======== Records to process

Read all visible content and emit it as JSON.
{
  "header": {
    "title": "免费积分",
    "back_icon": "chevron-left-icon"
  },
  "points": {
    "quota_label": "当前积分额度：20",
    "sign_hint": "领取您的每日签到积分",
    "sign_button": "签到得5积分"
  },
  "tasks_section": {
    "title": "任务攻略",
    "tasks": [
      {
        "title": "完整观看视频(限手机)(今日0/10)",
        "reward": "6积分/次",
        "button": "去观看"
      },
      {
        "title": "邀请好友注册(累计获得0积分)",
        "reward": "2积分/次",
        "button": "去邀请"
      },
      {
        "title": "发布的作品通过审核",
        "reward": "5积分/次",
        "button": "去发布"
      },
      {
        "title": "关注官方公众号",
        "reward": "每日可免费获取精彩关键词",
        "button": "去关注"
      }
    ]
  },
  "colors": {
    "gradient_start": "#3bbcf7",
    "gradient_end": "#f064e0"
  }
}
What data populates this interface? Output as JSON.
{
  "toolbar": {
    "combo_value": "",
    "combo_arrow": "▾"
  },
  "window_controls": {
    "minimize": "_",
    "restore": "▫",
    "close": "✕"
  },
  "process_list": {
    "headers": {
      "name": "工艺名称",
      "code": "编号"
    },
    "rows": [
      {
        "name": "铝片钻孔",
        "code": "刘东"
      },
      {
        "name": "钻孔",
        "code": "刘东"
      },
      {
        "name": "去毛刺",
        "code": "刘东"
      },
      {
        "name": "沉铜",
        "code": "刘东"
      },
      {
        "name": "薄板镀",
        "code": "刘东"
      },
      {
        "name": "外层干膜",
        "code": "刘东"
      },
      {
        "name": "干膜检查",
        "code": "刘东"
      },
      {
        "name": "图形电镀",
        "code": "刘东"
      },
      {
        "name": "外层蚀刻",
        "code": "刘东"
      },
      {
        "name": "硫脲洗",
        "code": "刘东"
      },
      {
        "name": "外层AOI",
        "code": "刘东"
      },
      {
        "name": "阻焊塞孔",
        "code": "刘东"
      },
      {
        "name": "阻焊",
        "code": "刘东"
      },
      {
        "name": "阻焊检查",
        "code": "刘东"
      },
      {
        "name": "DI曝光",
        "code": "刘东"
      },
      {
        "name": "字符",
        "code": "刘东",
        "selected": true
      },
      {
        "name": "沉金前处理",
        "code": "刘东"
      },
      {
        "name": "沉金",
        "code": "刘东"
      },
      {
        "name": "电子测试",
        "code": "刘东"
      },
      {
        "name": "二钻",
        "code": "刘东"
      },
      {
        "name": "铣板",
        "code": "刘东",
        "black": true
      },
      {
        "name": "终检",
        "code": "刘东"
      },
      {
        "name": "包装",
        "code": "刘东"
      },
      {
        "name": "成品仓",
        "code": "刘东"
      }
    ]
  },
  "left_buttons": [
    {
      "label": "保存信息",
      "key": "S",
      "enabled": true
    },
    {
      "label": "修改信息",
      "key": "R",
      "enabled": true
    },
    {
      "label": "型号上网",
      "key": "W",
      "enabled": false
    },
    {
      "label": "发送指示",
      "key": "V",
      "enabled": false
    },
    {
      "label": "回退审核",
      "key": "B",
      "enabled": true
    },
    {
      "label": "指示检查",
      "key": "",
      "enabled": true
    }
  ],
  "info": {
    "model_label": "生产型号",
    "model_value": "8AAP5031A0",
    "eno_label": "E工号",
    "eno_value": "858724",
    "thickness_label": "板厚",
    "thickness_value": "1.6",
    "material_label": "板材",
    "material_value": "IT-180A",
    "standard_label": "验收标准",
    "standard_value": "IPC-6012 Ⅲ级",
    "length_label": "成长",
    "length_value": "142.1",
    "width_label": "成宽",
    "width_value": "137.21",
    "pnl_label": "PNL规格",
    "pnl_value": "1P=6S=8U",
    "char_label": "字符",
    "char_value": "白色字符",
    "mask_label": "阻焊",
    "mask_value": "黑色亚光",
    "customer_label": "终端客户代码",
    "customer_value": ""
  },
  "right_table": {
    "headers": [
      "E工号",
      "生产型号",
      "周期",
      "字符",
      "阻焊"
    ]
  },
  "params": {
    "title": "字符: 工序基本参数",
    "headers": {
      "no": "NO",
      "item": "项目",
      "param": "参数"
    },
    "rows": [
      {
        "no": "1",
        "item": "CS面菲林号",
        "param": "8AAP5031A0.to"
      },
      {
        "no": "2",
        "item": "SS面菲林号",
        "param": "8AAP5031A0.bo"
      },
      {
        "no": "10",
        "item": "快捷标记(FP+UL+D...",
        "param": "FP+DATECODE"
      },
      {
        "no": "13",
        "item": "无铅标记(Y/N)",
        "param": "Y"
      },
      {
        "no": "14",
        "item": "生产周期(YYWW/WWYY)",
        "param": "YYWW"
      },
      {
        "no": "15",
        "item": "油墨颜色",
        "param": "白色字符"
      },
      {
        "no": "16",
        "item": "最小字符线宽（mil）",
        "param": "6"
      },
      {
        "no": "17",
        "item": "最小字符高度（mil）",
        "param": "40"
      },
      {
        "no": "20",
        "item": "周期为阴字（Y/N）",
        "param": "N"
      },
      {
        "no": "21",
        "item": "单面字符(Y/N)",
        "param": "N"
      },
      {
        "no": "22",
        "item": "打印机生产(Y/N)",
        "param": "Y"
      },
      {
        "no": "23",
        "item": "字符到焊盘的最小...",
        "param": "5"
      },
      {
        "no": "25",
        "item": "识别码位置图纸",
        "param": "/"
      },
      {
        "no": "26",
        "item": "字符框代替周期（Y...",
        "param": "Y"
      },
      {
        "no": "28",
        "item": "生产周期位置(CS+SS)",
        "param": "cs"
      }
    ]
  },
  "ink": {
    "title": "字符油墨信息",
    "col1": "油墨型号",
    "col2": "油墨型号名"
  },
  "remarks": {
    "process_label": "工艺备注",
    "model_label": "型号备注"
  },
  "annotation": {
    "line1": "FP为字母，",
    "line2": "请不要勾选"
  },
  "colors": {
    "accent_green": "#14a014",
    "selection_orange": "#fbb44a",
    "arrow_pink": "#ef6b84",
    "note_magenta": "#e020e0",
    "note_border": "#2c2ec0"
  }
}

================

## Request
Repeat every line of the records above exactly.

## The reply
Read all visible content and emit it as JSON.
{
  "header": {
    "title": "免费积分",
    "back_icon": "chevron-left-icon"
  },
  "points": {
    "quota_label": "当前积分额度：20",
    "sign_hint": "领取您的每日签到积分",
    "sign_button": "签到得5积分"
  },
  "tasks_section": {
    "title": "任务攻略",
    "tasks": [
      {
        "title": "完整观看视频(限手机)(今日0/10)",
        "reward": "6积分/次",
        "button": "去观看"
      },
      {
        "title": "邀请好友注册(累计获得0积分)",
        "reward": "2积分/次",
        "button": "去邀请"
      },
      {
        "title": "发布的作品通过审核",
        "reward": "5积分/次",
        "button": "去发布"
      },
      {
        "title": "关注官方公众号",
        "reward": "每日可免费获取精彩关键词",
        "button": "去关注"
      }
    ]
  },
  "colors": {
    "gradient_start": "#3bbcf7",
    "gradient_end": "#f064e0"
  }
}
What data populates this interface? Output as JSON.
{
  "toolbar": {
    "combo_value": "",
    "combo_arrow": "▾"
  },
  "window_controls": {
    "minimize": "_",
    "restore": "▫",
    "close": "✕"
  },
  "process_list": {
    "headers": {
      "name": "工艺名称",
      "code": "编号"
    },
    "rows": [
      {
        "name": "铝片钻孔",
        "code": "刘东"
      },
      {
        "name": "钻孔",
        "code": "刘东"
      },
      {
        "name": "去毛刺",
        "code": "刘东"
      },
      {
        "name": "沉铜",
        "code": "刘东"
      },
      {
        "name": "薄板镀",
        "code": "刘东"
      },
      {
        "name": "外层干膜",
        "code": "刘东"
      },
      {
        "name": "干膜检查",
        "code": "刘东"
      },
      {
        "name": "图形电镀",
        "code": "刘东"
      },
      {
        "name": "外层蚀刻",
        "code": "刘东"
      },
      {
        "name": "硫脲洗",
        "code": "刘东"
      },
      {
        "name": "外层AOI",
        "code": "刘东"
      },
      {
        "name": "阻焊塞孔",
        "code": "刘东"
      },
      {
        "name": "阻焊",
        "code": "刘东"
      },
      {
        "name": "阻焊检查",
        "code": "刘东"
      },
      {
        "name": "DI曝光",
        "code": "刘东"
      },
      {
        "name": "字符",
        "code": "刘东",
        "selected": true
      },
      {
        "name": "沉金前处理",
        "code": "刘东"
      },
      {
        "name": "沉金",
        "code": "刘东"
      },
      {
        "name": "电子测试",
        "code": "刘东"
      },
      {
        "name": "二钻",
        "code": "刘东"
      },
      {
        "name": "铣板",
        "code": "刘东",
        "black": true
      },
      {
        "name": "终检",
        "code": "刘东"
      },
      {
        "name": "包装",
        "code": "刘东"
      },
      {
        "name": "成品仓",
        "code": "刘东"
      }
    ]
  },
  "left_buttons": [
    {
      "label": "保存信息",
      "key": "S",
      "enabled": true
    },
    {
      "label": "修改信息",
      "key": "R",
      "enabled": true
    },
    {
      "label": "型号上网",
      "key": "W",
      "enabled": false
    },
    {
      "label": "发送指示",
      "key": "V",
      "enabled": false
    },
    {
      "label": "回退审核",
      "key": "B",
      "enabled": true
    },
    {
      "label": "指示检查",
      "key": "",
      "enabled": true
    }
  ],
  "info": {
    "model_label": "生产型号",
    "model_value": "8AAP5031A0",
    "eno_label": "E工号",
    "eno_value": "858724",
    "thickness_label": "板厚",
    "thickness_value": "1.6",
    "material_label": "板材",
    "material_value": "IT-180A",
    "standard_label": "验收标准",
    "standard_value": "IPC-6012 Ⅲ级",
    "length_label": "成长",
    "length_value": "142.1",
    "width_label": "成宽",
    "width_value": "137.21",
    "pnl_label": "PNL规格",
    "pnl_value": "1P=6S=8U",
    "char_label": "字符",
    "char_value": "白色字符",
    "mask_label": "阻焊",
    "mask_value": "黑色亚光",
    "customer_label": "终端客户代码",
    "customer_value": ""
  },
  "right_table": {
    "headers": [
      "E工号",
      "生产型号",
      "周期",
      "字符",
      "阻焊"
    ]
  },
  "params": {
    "title": "字符: 工序基本参数",
    "headers": {
      "no": "NO",
      "item": "项目",
      "param": "参数"
    },
    "rows": [
      {
        "no": "1",
        "item": "CS面菲林号",
        "param": "8AAP5031A0.to"
      },
      {
        "no": "2",
        "item": "SS面菲林号",
        "param": "8AAP5031A0.bo"
      },
      {
        "no": "10",
        "item": "快捷标记(FP+UL+D...",
        "param": "FP+DATECODE"
      },
      {
        "no": "13",
        "item": "无铅标记(Y/N)",
        "param": "Y"
      },
      {
        "no": "14",
        "item": "生产周期(YYWW/WWYY)",
        "param": "YYWW"
      },
      {
        "no": "15",
        "item": "油墨颜色",
        "param": "白色字符"
      },
      {
        "no": "16",
        "item": "最小字符线宽（mil）",
        "param": "6"
      },
      {
        "no": "17",
        "item": "最小字符高度（mil）",
        "param": "40"
      },
      {
        "no": "20",
        "item": "周期为阴字（Y/N）",
        "param": "N"
      },
      {
        "no": "21",
        "item": "单面字符(Y/N)",
        "param": "N"
      },
      {
        "no": "22",
        "item": "打印机生产(Y/N)",
        "param": "Y"
      },
      {
        "no": "23",
        "item": "字符到焊盘的最小...",
        "param": "5"
      },
      {
        "no": "25",
        "item": "识别码位置图纸",
        "param": "/"
      },
      {
        "no": "26",
        "item": "字符框代替周期（Y...",
        "param": "Y"
      },
      {
        "no": "28",
        "item": "生产周期位置(CS+SS)",
        "param": "cs"
      }
    ]
  },
  "ink": {
    "title": "字符油墨信息",
    "col1": "油墨型号",
    "col2": "油墨型号名"
  },
  "remarks": {
    "process_label": "工艺备注",
    "model_label": "型号备注"
  },
  "annotation": {
    "line1": "FP为字母，",
    "line2": "请不要勾选"
  },
  "colors": {
    "accent_green": "#14a014",
    "selection_orange": "#fbb44a",
    "arrow_pink": "#ef6b84",
    "note_magenta": "#e020e0",
    "note_border": "#2c2ec0"
  }
}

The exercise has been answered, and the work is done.